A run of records
- - - -

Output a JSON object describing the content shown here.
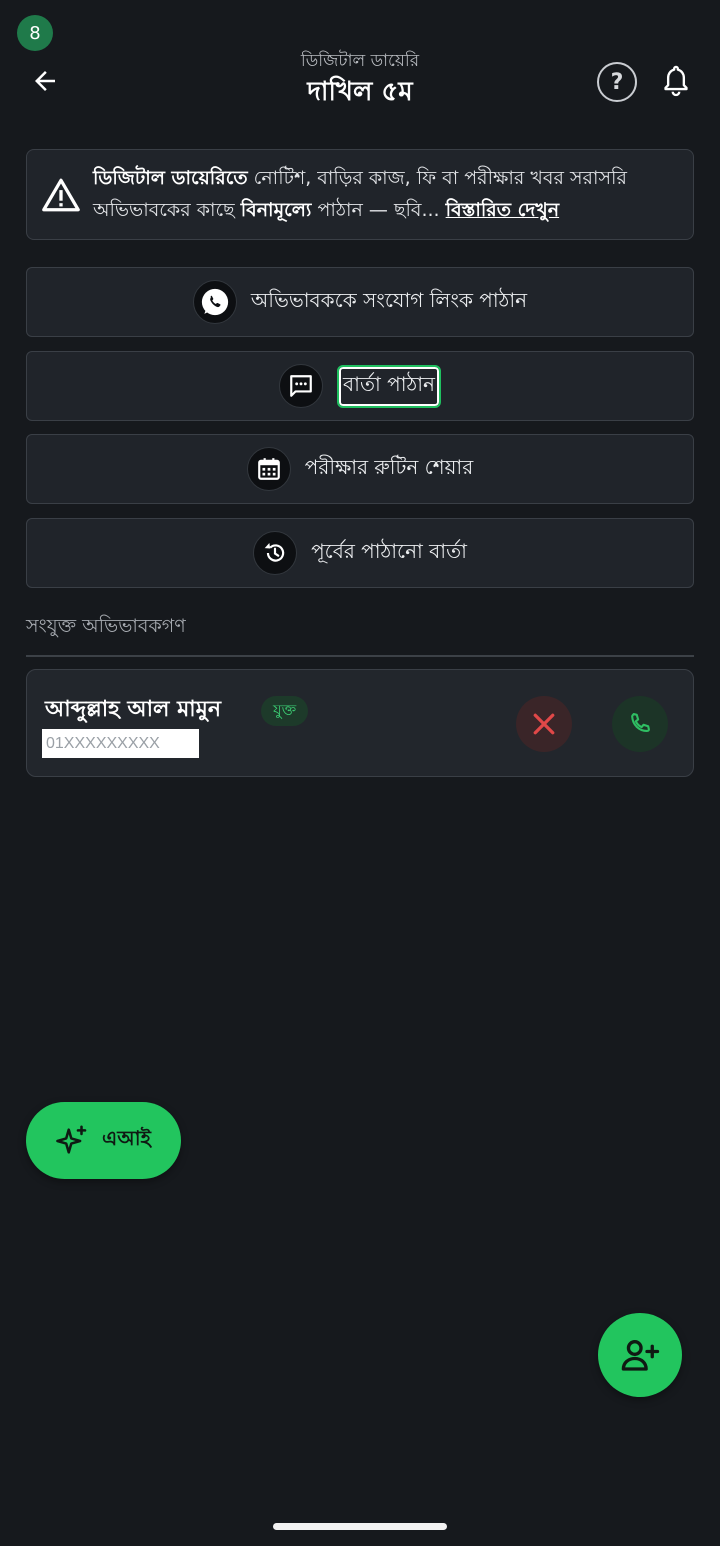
{
  "status": {
    "badge_count": "8"
  },
  "header": {
    "subtitle": "ডিজিটাল ডায়েরি",
    "title": "দাখিল ৫ম",
    "icons": [
      "back-arrow-icon",
      "help-icon",
      "bell-icon"
    ]
  },
  "notice": {
    "icon": "warning-icon",
    "bold_start": "ডিজিটাল ডায়েরিতে",
    "text_a": " নোটিশ, বাড়ির কাজ, ফি বা পরীক্ষার খবর সরাসরি অভিভাবকের কাছে ",
    "bold_mid": "বিনামূল্যে",
    "text_b": " পাঠান — ছবি... ",
    "link": "বিস্তারিত দেখুন"
  },
  "actions": [
    {
      "label": "অভিভাবককে সংযোগ লিংক পাঠান",
      "icon": "whatsapp-icon"
    },
    {
      "label": "বার্তা পাঠান",
      "icon": "message-icon"
    },
    {
      "label": "পরীক্ষার রুটিন শেয়ার",
      "icon": "calendar-icon"
    },
    {
      "label": "পূর্বের পাঠানো বার্তা",
      "icon": "history-icon"
    }
  ],
  "section": {
    "label": "সংযুক্ত অভিভাবকগণ"
  },
  "parent": {
    "name": "আব্দুল্লাহ আল মামুন",
    "status": "যুক্ত",
    "phone": "01XXXXXXXXX"
  },
  "fab": {
    "ai_label": "এআই"
  },
  "colors": {
    "accent": "#22c55e",
    "background": "#16191d",
    "card": "#20242a",
    "danger": "#e04848"
  }
}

- - - -

→ WHAT THIS TASK INVOLVES
Quote the data above in full and without alteration; skip the pictures.

→ SOLUTION
Output a JSON object describing the content shown here.
{
  "status": {
    "badge_count": "8"
  },
  "header": {
    "subtitle": "ডিজিটাল ডায়েরি",
    "title": "দাখিল ৫ম",
    "icons": [
      "back-arrow-icon",
      "help-icon",
      "bell-icon"
    ]
  },
  "notice": {
    "icon": "warning-icon",
    "bold_start": "ডিজিটাল ডায়েরিতে",
    "text_a": " নোটিশ, বাড়ির কাজ, ফি বা পরীক্ষার খবর সরাসরি অভিভাবকের কাছে ",
    "bold_mid": "বিনামূল্যে",
    "text_b": " পাঠান — ছবি... ",
    "link": "বিস্তারিত দেখুন"
  },
  "actions": [
    {
      "label": "অভিভাবককে সংযোগ লিংক পাঠান",
      "icon": "whatsapp-icon"
    },
    {
      "label": "বার্তা পাঠান",
      "icon": "message-icon"
    },
    {
      "label": "পরীক্ষার রুটিন শেয়ার",
      "icon": "calendar-icon"
    },
    {
      "label": "পূর্বের পাঠানো বার্তা",
      "icon": "history-icon"
    }
  ],
  "section": {
    "label": "সংযুক্ত অভিভাবকগণ"
  },
  "parent": {
    "name": "আব্দুল্লাহ আল মামুন",
    "status": "যুক্ত",
    "phone": "01XXXXXXXXX"
  },
  "fab": {
    "ai_label": "এআই"
  },
  "colors": {
    "accent": "#22c55e",
    "background": "#16191d",
    "card": "#20242a",
    "danger": "#e04848"
  }
}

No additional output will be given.